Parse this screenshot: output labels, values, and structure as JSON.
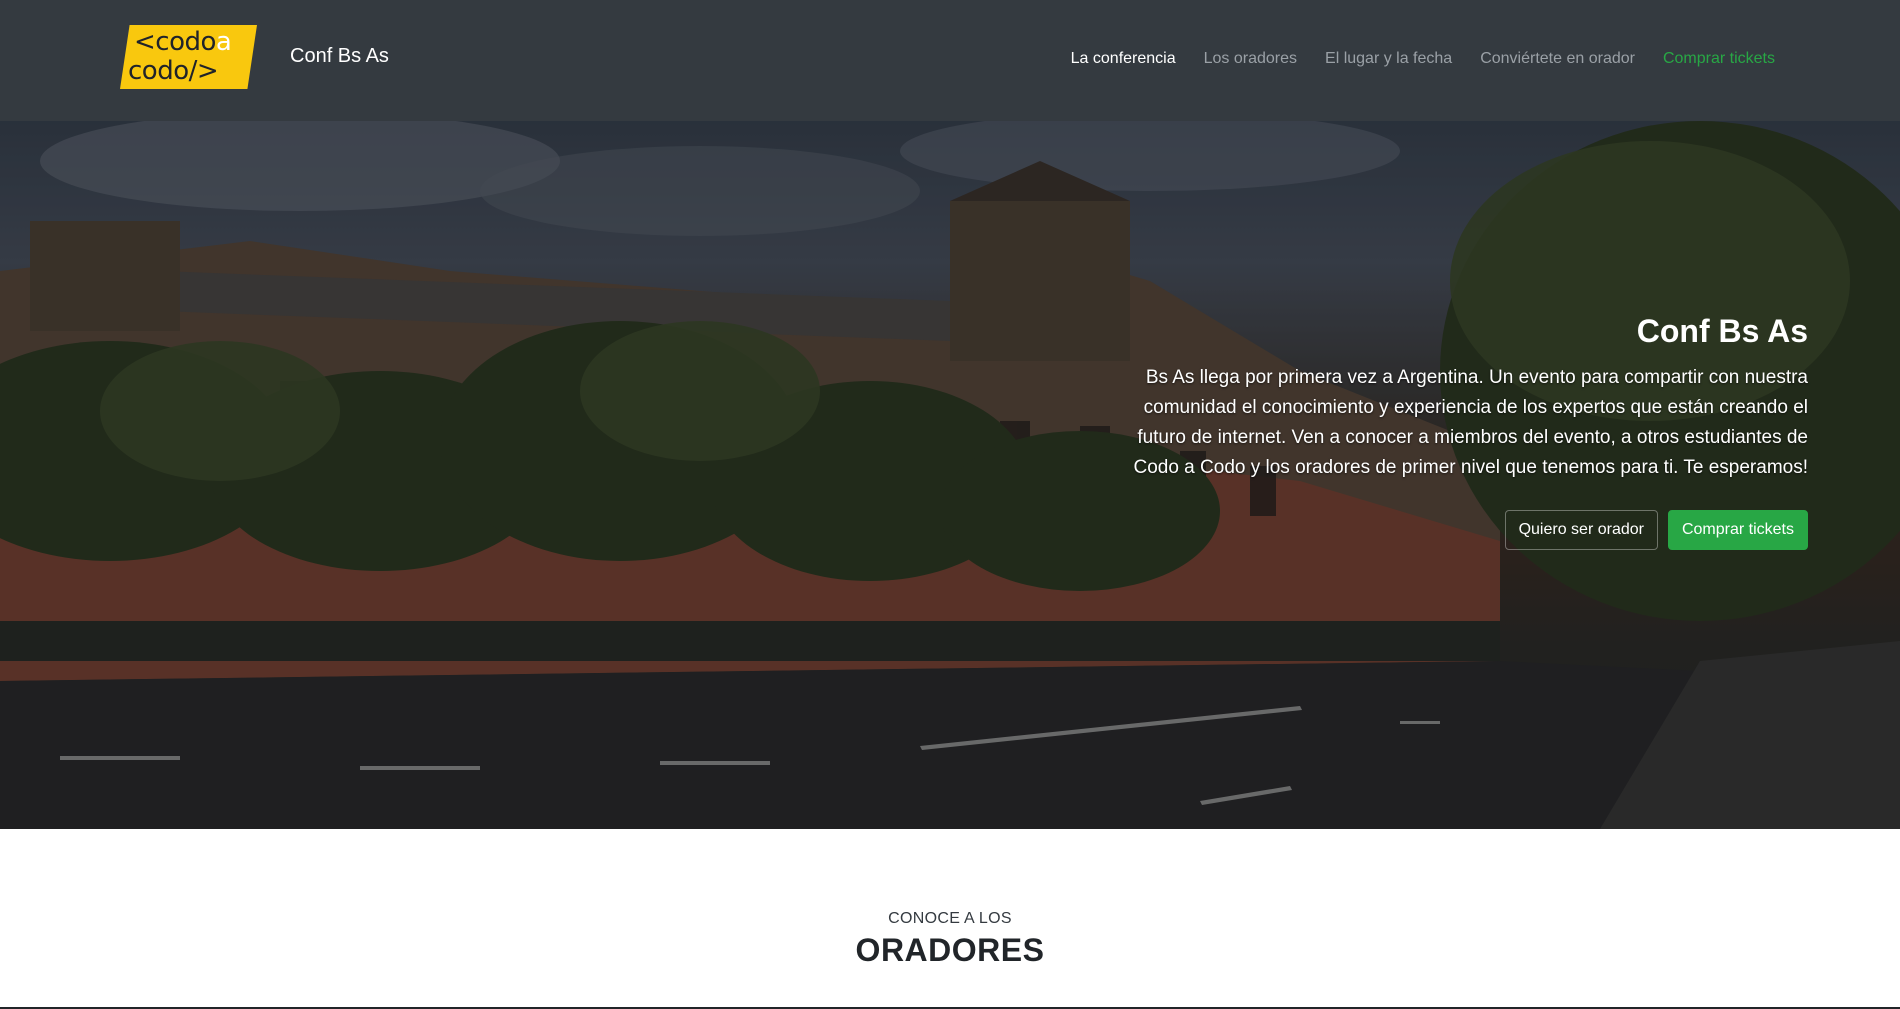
{
  "brand": {
    "logo_line1_a": "<codo",
    "logo_line1_b": "a",
    "logo_line2": "codo/>",
    "name": "Conf Bs As"
  },
  "nav": {
    "items": [
      {
        "label": "La conferencia",
        "state": "active"
      },
      {
        "label": "Los oradores",
        "state": "normal"
      },
      {
        "label": "El lugar y la fecha",
        "state": "normal"
      },
      {
        "label": "Conviértete en orador",
        "state": "normal"
      },
      {
        "label": "Comprar tickets",
        "state": "highlight"
      }
    ]
  },
  "hero": {
    "title": "Conf Bs As",
    "text": "Bs As llega por primera vez a Argentina. Un evento para compartir con nuestra comunidad el conocimiento y experiencia de los expertos que están creando el futuro de internet. Ven a conocer a miembros del evento, a otros estudiantes de Codo a Codo y los oradores de primer nivel que tenemos para ti. Te esperamos!",
    "btn_secondary": "Quiero ser orador",
    "btn_primary": "Comprar tickets"
  },
  "speakers": {
    "kicker": "CONOCE A LOS",
    "title": "ORADORES"
  },
  "colors": {
    "navbar": "#343a40",
    "accent_green": "#28a745",
    "logo_yellow": "#f9c80e"
  }
}
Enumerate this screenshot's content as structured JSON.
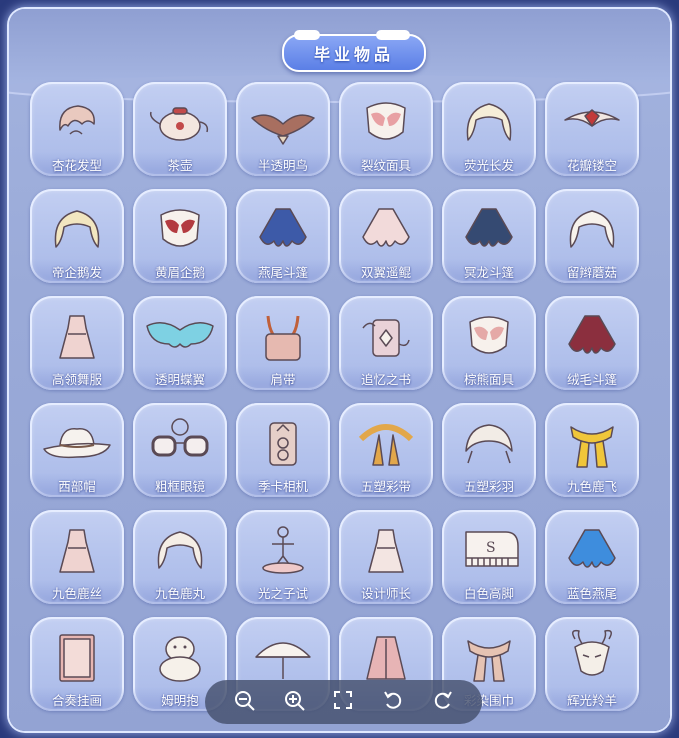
{
  "title": "毕业物品",
  "items": [
    {
      "label": "杏花发型",
      "icon": "hairstyle-icon",
      "color": "#e9c9bf"
    },
    {
      "label": "茶壶",
      "icon": "teapot-icon",
      "color": "#f3e6df"
    },
    {
      "label": "半透明鸟",
      "icon": "bird-icon",
      "color": "#a86f60"
    },
    {
      "label": "裂纹面具",
      "icon": "mask-icon",
      "color": "#e8a0a3"
    },
    {
      "label": "荧光长发",
      "icon": "hair-icon",
      "color": "#f5edd8"
    },
    {
      "label": "花瓣镂空",
      "icon": "petal-headwear-icon",
      "color": "#f2e7e2"
    },
    {
      "label": "帝企鹅发",
      "icon": "hair-icon",
      "color": "#f2e6c0"
    },
    {
      "label": "黄眉企鹅",
      "icon": "mask-icon",
      "color": "#b33a40"
    },
    {
      "label": "燕尾斗篷",
      "icon": "cape-icon",
      "color": "#3d5aa8"
    },
    {
      "label": "双翼遥鲲",
      "icon": "cape-icon",
      "color": "#f2dada"
    },
    {
      "label": "冥龙斗篷",
      "icon": "cape-icon",
      "color": "#354a72"
    },
    {
      "label": "留辫蘑菇",
      "icon": "hair-icon",
      "color": "#f7f2ec"
    },
    {
      "label": "高领舞服",
      "icon": "outfit-icon",
      "color": "#efd3d0"
    },
    {
      "label": "透明蝶翼",
      "icon": "wing-icon",
      "color": "#7ed1e3"
    },
    {
      "label": "肩带",
      "icon": "strap-icon",
      "color": "#e6b9b0"
    },
    {
      "label": "追忆之书",
      "icon": "book-icon",
      "color": "#e9d2d8"
    },
    {
      "label": "棕熊面具",
      "icon": "mask-icon",
      "color": "#e5a9a7"
    },
    {
      "label": "绒毛斗篷",
      "icon": "cape-icon",
      "color": "#8b2f3e"
    },
    {
      "label": "西部帽",
      "icon": "hat-icon",
      "color": "#f6f2ee"
    },
    {
      "label": "粗框眼镜",
      "icon": "glasses-icon",
      "color": "#f4eeee"
    },
    {
      "label": "季卡相机",
      "icon": "camera-icon",
      "color": "#e6cfc8"
    },
    {
      "label": "五塑彩带",
      "icon": "ribbon-icon",
      "color": "#e2a74a"
    },
    {
      "label": "五塑彩羽",
      "icon": "feather-icon",
      "color": "#f2ece6"
    },
    {
      "label": "九色鹿飞",
      "icon": "scarf-icon",
      "color": "#f0c63a"
    },
    {
      "label": "九色鹿丝",
      "icon": "outfit-icon",
      "color": "#efd3d0"
    },
    {
      "label": "九色鹿丸",
      "icon": "hair-icon",
      "color": "#f5eee6"
    },
    {
      "label": "光之子试",
      "icon": "figure-icon",
      "color": "#efc9c9"
    },
    {
      "label": "设计师长",
      "icon": "outfit-icon",
      "color": "#f3e5e2"
    },
    {
      "label": "白色高脚",
      "icon": "piano-icon",
      "color": "#f7f2ee"
    },
    {
      "label": "蓝色燕尾",
      "icon": "cape-icon",
      "color": "#3e8ddd"
    },
    {
      "label": "合奏挂画",
      "icon": "painting-icon",
      "color": "#e7b6b2"
    },
    {
      "label": "姆明抱",
      "icon": "plush-icon",
      "color": "#f6f1ea"
    },
    {
      "label": "",
      "icon": "umbrella-icon",
      "color": "#f7f2ee"
    },
    {
      "label": "",
      "icon": "coat-icon",
      "color": "#e7b4b5"
    },
    {
      "label": "彩染围巾",
      "icon": "scarf-icon",
      "color": "#e6c3b3"
    },
    {
      "label": "辉光羚羊",
      "icon": "antelope-mask-icon",
      "color": "#f4efe8"
    }
  ],
  "viewer": {
    "buttons": [
      {
        "name": "zoom-out-button",
        "icon": "zoom-out-icon"
      },
      {
        "name": "zoom-in-button",
        "icon": "zoom-in-icon"
      },
      {
        "name": "fullscreen-button",
        "icon": "fullscreen-icon"
      },
      {
        "name": "rotate-left-button",
        "icon": "rotate-left-icon"
      },
      {
        "name": "rotate-right-button",
        "icon": "rotate-right-icon"
      }
    ]
  }
}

=====

__Objective__
An exact transcription of all the entries is required, without the pictures.

__Solution to this problem__
Parse this screenshot: output labels, values, and structure as JSON.
{
  "brand": {
    "logo_line1_a": "<codo",
    "logo_line1_b": "a",
    "logo_line2": "codo/>",
    "name": "Conf Bs As"
  },
  "nav": {
    "items": [
      {
        "label": "La conferencia",
        "state": "active"
      },
      {
        "label": "Los oradores",
        "state": "normal"
      },
      {
        "label": "El lugar y la fecha",
        "state": "normal"
      },
      {
        "label": "Conviértete en orador",
        "state": "normal"
      },
      {
        "label": "Comprar tickets",
        "state": "highlight"
      }
    ]
  },
  "hero": {
    "title": "Conf Bs As",
    "text": "Bs As llega por primera vez a Argentina. Un evento para compartir con nuestra comunidad el conocimiento y experiencia de los expertos que están creando el futuro de internet. Ven a conocer a miembros del evento, a otros estudiantes de Codo a Codo y los oradores de primer nivel que tenemos para ti. Te esperamos!",
    "btn_secondary": "Quiero ser orador",
    "btn_primary": "Comprar tickets"
  },
  "speakers": {
    "kicker": "CONOCE A LOS",
    "title": "ORADORES"
  },
  "colors": {
    "navbar": "#343a40",
    "accent_green": "#28a745",
    "logo_yellow": "#f9c80e"
  }
}
Enumerate this screenshot's content as structured JSON.
{
  "title": "毕业物品",
  "items": [
    {
      "label": "杏花发型",
      "icon": "hairstyle-icon",
      "color": "#e9c9bf"
    },
    {
      "label": "茶壶",
      "icon": "teapot-icon",
      "color": "#f3e6df"
    },
    {
      "label": "半透明鸟",
      "icon": "bird-icon",
      "color": "#a86f60"
    },
    {
      "label": "裂纹面具",
      "icon": "mask-icon",
      "color": "#e8a0a3"
    },
    {
      "label": "荧光长发",
      "icon": "hair-icon",
      "color": "#f5edd8"
    },
    {
      "label": "花瓣镂空",
      "icon": "petal-headwear-icon",
      "color": "#f2e7e2"
    },
    {
      "label": "帝企鹅发",
      "icon": "hair-icon",
      "color": "#f2e6c0"
    },
    {
      "label": "黄眉企鹅",
      "icon": "mask-icon",
      "color": "#b33a40"
    },
    {
      "label": "燕尾斗篷",
      "icon": "cape-icon",
      "color": "#3d5aa8"
    },
    {
      "label": "双翼遥鲲",
      "icon": "cape-icon",
      "color": "#f2dada"
    },
    {
      "label": "冥龙斗篷",
      "icon": "cape-icon",
      "color": "#354a72"
    },
    {
      "label": "留辫蘑菇",
      "icon": "hair-icon",
      "color": "#f7f2ec"
    },
    {
      "label": "高领舞服",
      "icon": "outfit-icon",
      "color": "#efd3d0"
    },
    {
      "label": "透明蝶翼",
      "icon": "wing-icon",
      "color": "#7ed1e3"
    },
    {
      "label": "肩带",
      "icon": "strap-icon",
      "color": "#e6b9b0"
    },
    {
      "label": "追忆之书",
      "icon": "book-icon",
      "color": "#e9d2d8"
    },
    {
      "label": "棕熊面具",
      "icon": "mask-icon",
      "color": "#e5a9a7"
    },
    {
      "label": "绒毛斗篷",
      "icon": "cape-icon",
      "color": "#8b2f3e"
    },
    {
      "label": "西部帽",
      "icon": "hat-icon",
      "color": "#f6f2ee"
    },
    {
      "label": "粗框眼镜",
      "icon": "glasses-icon",
      "color": "#f4eeee"
    },
    {
      "label": "季卡相机",
      "icon": "camera-icon",
      "color": "#e6cfc8"
    },
    {
      "label": "五塑彩带",
      "icon": "ribbon-icon",
      "color": "#e2a74a"
    },
    {
      "label": "五塑彩羽",
      "icon": "feather-icon",
      "color": "#f2ece6"
    },
    {
      "label": "九色鹿飞",
      "icon": "scarf-icon",
      "color": "#f0c63a"
    },
    {
      "label": "九色鹿丝",
      "icon": "outfit-icon",
      "color": "#efd3d0"
    },
    {
      "label": "九色鹿丸",
      "icon": "hair-icon",
      "color": "#f5eee6"
    },
    {
      "label": "光之子试",
      "icon": "figure-icon",
      "color": "#efc9c9"
    },
    {
      "label": "设计师长",
      "icon": "outfit-icon",
      "color": "#f3e5e2"
    },
    {
      "label": "白色高脚",
      "icon": "piano-icon",
      "color": "#f7f2ee"
    },
    {
      "label": "蓝色燕尾",
      "icon": "cape-icon",
      "color": "#3e8ddd"
    },
    {
      "label": "合奏挂画",
      "icon": "painting-icon",
      "color": "#e7b6b2"
    },
    {
      "label": "姆明抱",
      "icon": "plush-icon",
      "color": "#f6f1ea"
    },
    {
      "label": "",
      "icon": "umbrella-icon",
      "color": "#f7f2ee"
    },
    {
      "label": "",
      "icon": "coat-icon",
      "color": "#e7b4b5"
    },
    {
      "label": "彩染围巾",
      "icon": "scarf-icon",
      "color": "#e6c3b3"
    },
    {
      "label": "辉光羚羊",
      "icon": "antelope-mask-icon",
      "color": "#f4efe8"
    }
  ],
  "viewer": {
    "buttons": [
      {
        "name": "zoom-out-button",
        "icon": "zoom-out-icon"
      },
      {
        "name": "zoom-in-button",
        "icon": "zoom-in-icon"
      },
      {
        "name": "fullscreen-button",
        "icon": "fullscreen-icon"
      },
      {
        "name": "rotate-left-button",
        "icon": "rotate-left-icon"
      },
      {
        "name": "rotate-right-button",
        "icon": "rotate-right-icon"
      }
    ]
  }
}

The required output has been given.